REQUIRED WORK:
Locate the line that contains "Output the text content of this document.". Print it and each following line through the end of the listing, verbatim, and nothing more.

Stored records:

○ ○ ○

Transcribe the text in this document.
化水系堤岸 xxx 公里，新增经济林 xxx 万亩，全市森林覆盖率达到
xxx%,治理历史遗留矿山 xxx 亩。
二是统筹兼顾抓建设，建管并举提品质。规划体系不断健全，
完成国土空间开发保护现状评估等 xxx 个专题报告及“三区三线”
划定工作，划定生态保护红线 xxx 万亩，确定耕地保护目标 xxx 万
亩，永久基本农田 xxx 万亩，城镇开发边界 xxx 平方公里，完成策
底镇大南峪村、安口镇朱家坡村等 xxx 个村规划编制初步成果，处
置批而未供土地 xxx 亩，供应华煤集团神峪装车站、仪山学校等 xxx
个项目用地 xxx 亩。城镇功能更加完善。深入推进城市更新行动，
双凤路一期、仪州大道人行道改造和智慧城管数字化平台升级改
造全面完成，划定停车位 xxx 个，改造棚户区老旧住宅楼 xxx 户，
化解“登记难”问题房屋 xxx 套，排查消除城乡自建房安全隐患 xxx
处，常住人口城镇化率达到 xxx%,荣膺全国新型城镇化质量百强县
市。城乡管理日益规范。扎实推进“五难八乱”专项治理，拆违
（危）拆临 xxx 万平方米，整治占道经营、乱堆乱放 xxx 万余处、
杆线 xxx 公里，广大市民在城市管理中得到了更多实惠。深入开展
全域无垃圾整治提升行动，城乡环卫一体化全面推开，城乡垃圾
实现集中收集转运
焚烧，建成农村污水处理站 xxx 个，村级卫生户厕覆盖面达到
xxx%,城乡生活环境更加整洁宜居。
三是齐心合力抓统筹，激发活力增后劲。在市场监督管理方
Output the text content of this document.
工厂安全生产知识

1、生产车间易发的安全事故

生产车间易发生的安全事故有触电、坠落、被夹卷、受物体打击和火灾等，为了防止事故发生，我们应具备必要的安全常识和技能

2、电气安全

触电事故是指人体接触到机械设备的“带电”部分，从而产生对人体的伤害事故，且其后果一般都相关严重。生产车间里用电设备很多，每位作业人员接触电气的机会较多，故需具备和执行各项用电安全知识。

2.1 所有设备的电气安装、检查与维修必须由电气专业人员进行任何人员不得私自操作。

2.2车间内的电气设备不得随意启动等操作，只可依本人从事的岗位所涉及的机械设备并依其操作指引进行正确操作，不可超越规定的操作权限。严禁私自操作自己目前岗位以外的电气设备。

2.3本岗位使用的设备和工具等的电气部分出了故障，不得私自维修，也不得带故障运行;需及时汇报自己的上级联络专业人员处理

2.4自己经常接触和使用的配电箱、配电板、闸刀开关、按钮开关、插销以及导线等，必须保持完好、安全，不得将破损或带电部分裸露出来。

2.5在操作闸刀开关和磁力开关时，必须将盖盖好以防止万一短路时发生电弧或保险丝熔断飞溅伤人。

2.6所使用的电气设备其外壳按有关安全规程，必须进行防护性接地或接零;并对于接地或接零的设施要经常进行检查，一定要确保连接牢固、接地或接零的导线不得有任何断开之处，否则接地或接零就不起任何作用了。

○ ○ ○

WRITTEN RESPONSE:
Output the text content of this document.
工厂安全生产知识

1、生产车间易发的安全事故

生产车间易发生的安全事故有触电、坠落、被夹卷、受物体打击和火灾等，为了防止事故发生，我们应具备必要的安全常识和技能

2、电气安全

触电事故是指人体接触到机械设备的“带电”部分，从而产生对人体的伤害事故，且其后果一般都相关严重。生产车间里用电设备很多，每位作业人员接触电气的机会较多，故需具备和执行各项用电安全知识。

2.1 所有设备的电气安装、检查与维修必须由电气专业人员进行任何人员不得私自操作。

2.2车间内的电气设备不得随意启动等操作，只可依本人从事的岗位所涉及的机械设备并依其操作指引进行正确操作，不可超越规定的操作权限。严禁私自操作自己目前岗位以外的电气设备。

2.3本岗位使用的设备和工具等的电气部分出了故障，不得私自维修，也不得带故障运行;需及时汇报自己的上级联络专业人员处理

2.4自己经常接触和使用的配电箱、配电板、闸刀开关、按钮开关、插销以及导线等，必须保持完好、安全，不得将破损或带电部分裸露出来。

2.5在操作闸刀开关和磁力开关时，必须将盖盖好以防止万一短路时发生电弧或保险丝熔断飞溅伤人。

2.6所使用的电气设备其外壳按有关安全规程，必须进行防护性接地或接零;并对于接地或接零的设施要经常进行检查，一定要确保连接牢固、接地或接零的导线不得有任何断开之处，否则接地或接零就不起任何作用了。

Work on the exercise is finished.